## Brief
In the listing below, locate the lines that hold the string "subtitle". Copy those lines.

## Listed records
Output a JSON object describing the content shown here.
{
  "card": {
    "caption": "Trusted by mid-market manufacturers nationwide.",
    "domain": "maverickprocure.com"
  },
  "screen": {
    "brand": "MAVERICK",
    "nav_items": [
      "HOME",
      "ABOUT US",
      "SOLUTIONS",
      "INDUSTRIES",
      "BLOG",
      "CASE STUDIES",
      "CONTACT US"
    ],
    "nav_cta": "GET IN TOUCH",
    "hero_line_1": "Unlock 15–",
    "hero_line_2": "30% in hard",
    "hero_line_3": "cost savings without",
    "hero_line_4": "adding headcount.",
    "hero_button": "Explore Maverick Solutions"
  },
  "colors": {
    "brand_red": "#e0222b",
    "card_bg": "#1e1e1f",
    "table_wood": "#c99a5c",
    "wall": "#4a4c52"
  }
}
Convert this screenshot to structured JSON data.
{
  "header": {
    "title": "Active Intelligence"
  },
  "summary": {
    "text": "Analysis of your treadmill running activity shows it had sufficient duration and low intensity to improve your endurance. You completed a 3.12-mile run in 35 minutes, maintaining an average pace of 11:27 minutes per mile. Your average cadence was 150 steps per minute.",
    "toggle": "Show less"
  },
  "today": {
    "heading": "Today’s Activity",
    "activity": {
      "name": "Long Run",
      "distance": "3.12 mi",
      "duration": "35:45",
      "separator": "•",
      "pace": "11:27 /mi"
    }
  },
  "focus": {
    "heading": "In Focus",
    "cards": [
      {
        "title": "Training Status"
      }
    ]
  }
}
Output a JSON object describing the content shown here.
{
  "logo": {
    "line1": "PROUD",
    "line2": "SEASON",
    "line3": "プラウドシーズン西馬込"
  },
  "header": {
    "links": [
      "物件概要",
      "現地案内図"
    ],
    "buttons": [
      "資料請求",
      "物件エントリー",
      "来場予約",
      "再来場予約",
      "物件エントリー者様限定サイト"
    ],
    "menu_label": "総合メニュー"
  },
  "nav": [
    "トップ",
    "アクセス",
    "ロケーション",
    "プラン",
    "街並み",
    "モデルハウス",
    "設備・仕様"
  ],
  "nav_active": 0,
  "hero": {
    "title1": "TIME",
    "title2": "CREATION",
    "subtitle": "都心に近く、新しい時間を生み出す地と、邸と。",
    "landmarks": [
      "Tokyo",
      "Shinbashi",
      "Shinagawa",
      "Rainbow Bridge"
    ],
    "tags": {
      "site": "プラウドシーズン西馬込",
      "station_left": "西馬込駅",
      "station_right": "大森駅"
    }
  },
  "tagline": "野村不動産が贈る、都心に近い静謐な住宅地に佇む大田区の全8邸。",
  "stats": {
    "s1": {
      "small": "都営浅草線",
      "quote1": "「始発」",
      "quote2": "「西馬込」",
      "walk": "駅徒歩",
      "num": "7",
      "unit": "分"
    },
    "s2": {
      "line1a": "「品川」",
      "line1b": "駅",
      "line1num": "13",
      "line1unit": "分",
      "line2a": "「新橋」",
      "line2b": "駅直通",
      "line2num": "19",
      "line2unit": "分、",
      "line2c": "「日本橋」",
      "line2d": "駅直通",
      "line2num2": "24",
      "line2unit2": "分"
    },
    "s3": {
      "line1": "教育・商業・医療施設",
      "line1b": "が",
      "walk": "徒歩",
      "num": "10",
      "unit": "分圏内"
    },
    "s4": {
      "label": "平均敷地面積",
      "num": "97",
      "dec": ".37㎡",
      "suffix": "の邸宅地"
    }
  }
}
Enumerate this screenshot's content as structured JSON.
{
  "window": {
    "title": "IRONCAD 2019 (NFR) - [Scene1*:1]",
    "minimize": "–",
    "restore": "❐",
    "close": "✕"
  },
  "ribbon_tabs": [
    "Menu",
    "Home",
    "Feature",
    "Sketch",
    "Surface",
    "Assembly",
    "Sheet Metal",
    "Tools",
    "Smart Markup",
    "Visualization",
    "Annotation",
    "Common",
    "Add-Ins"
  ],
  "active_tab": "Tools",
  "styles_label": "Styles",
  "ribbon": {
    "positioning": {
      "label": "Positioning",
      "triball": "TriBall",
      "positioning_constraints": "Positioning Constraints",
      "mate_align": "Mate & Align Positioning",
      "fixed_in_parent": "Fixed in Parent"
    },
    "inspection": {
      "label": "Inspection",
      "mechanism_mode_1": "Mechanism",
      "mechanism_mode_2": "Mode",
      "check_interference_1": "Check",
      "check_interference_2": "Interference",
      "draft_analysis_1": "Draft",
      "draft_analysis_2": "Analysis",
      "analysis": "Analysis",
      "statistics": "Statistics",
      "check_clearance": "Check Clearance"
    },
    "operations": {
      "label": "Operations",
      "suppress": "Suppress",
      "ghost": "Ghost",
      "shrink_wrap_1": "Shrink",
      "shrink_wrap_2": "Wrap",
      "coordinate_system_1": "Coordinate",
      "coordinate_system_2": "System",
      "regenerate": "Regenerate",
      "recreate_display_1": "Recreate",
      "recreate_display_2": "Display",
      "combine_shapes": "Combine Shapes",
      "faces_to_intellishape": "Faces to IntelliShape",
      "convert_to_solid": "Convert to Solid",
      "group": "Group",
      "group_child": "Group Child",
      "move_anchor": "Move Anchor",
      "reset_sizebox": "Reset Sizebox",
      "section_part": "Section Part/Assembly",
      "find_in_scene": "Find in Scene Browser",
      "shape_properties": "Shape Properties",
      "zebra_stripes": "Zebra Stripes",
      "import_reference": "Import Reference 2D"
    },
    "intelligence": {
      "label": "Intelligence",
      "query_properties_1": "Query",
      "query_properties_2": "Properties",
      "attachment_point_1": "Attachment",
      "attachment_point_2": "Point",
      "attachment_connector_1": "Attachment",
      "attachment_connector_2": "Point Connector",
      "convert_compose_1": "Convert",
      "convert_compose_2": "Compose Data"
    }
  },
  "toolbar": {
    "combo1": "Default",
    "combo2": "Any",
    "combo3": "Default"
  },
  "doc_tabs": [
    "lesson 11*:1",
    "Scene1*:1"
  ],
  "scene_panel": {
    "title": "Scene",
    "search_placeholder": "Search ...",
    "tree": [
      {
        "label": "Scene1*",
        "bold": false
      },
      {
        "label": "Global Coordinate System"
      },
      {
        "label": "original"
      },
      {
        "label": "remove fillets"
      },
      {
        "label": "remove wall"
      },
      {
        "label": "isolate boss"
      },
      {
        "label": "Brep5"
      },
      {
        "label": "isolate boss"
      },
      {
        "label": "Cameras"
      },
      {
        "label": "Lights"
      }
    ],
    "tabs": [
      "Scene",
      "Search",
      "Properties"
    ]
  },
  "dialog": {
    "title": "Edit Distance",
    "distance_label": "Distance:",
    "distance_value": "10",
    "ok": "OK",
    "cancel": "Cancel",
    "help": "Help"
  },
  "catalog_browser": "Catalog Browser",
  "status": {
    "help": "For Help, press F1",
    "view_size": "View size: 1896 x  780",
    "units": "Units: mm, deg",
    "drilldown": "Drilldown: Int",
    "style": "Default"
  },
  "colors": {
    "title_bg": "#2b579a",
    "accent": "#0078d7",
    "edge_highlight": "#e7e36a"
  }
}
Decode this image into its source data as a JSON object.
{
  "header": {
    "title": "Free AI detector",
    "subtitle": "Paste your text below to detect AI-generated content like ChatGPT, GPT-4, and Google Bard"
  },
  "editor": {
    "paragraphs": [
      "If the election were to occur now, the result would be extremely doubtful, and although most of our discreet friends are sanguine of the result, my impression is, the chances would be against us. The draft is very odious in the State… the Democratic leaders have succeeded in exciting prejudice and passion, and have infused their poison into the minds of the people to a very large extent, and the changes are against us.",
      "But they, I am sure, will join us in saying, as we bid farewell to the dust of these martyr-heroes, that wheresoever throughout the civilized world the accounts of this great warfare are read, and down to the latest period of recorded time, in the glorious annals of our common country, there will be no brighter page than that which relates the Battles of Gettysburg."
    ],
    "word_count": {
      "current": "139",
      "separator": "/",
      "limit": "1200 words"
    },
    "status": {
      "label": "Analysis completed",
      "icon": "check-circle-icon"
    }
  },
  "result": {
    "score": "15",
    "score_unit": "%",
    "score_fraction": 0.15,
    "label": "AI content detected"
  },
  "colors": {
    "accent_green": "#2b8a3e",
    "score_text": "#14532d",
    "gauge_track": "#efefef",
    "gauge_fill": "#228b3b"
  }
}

## The response
    "subtitle": "都心に近く、新しい時間を生み出す地と、邸と。",
    "subtitle": "Paste your text below to detect AI-generated content like ChatGPT, GPT-4, and Google Bard"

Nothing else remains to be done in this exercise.